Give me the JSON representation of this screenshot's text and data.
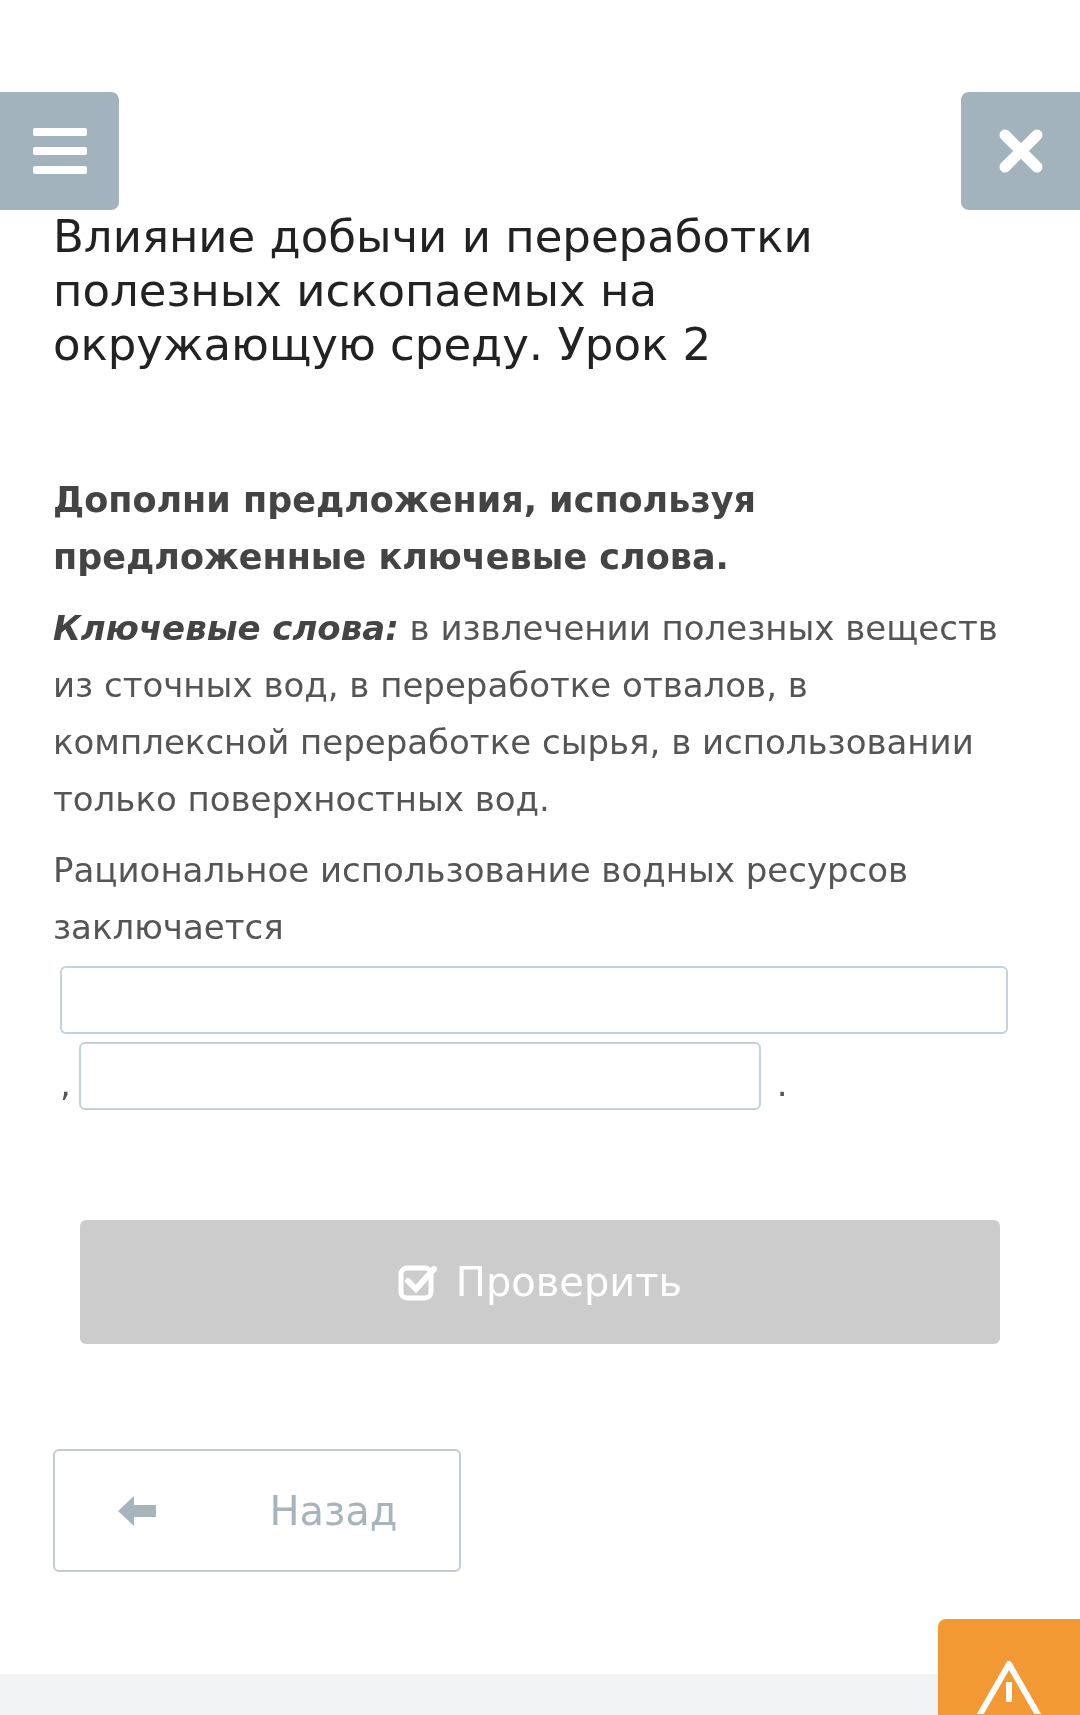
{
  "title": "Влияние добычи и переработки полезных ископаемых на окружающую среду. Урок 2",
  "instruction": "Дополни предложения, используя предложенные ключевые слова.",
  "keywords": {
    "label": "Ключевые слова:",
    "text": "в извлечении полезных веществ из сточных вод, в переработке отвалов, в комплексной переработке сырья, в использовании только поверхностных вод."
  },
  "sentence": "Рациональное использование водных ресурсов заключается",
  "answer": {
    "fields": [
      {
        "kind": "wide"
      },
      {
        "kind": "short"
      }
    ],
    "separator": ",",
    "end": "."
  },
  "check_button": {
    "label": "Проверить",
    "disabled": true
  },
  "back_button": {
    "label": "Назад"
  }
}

____________

- The exercise -
Gather up, from the records above, each line where the word "text" appears.

- Full output -
Give me the JSON representation of this screenshot's text and data.
    "text": "в извлечении полезных веществ из сточных вод, в переработке отвалов, в комплексной переработке сырья, в использовании только поверхностных вод."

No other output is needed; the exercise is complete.